— start of The input —

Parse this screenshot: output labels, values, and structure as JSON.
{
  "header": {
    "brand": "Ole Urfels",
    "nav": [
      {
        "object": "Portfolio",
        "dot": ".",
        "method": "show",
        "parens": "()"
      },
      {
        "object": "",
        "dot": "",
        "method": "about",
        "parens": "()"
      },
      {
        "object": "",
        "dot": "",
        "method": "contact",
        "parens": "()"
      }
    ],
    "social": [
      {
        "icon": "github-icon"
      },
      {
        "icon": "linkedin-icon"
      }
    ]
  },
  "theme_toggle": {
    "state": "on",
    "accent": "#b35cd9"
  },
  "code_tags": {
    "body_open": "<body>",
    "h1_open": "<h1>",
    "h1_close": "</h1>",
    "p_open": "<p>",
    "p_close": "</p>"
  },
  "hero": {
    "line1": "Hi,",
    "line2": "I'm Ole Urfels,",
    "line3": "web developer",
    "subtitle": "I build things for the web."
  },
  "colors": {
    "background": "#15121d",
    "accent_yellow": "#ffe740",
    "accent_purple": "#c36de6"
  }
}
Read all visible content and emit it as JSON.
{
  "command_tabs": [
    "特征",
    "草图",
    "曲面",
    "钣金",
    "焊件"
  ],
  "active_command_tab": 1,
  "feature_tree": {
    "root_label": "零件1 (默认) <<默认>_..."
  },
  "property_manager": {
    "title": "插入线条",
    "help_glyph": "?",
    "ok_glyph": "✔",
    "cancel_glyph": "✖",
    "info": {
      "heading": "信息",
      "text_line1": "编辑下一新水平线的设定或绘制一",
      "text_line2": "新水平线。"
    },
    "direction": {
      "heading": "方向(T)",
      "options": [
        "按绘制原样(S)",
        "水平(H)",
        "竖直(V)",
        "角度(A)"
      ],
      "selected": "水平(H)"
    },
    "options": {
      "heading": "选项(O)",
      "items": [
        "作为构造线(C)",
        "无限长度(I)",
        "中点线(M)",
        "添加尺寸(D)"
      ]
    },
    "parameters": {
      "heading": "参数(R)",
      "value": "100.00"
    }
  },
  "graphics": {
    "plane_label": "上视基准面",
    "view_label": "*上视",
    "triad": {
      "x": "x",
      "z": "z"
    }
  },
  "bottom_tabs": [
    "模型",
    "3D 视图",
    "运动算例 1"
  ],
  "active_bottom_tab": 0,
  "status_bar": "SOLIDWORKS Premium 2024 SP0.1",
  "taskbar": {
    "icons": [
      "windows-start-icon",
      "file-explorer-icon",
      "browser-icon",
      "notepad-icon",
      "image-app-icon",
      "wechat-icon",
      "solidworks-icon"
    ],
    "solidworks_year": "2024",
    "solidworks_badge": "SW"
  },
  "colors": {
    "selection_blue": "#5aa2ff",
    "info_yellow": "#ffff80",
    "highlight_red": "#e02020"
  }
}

— end of The input —

What is asked
Check each line above for the word "JSON" and copy the ones that have it.

Task output
Parse this screenshot: output labels, values, and structure as JSON.
Read all visible content and emit it as JSON.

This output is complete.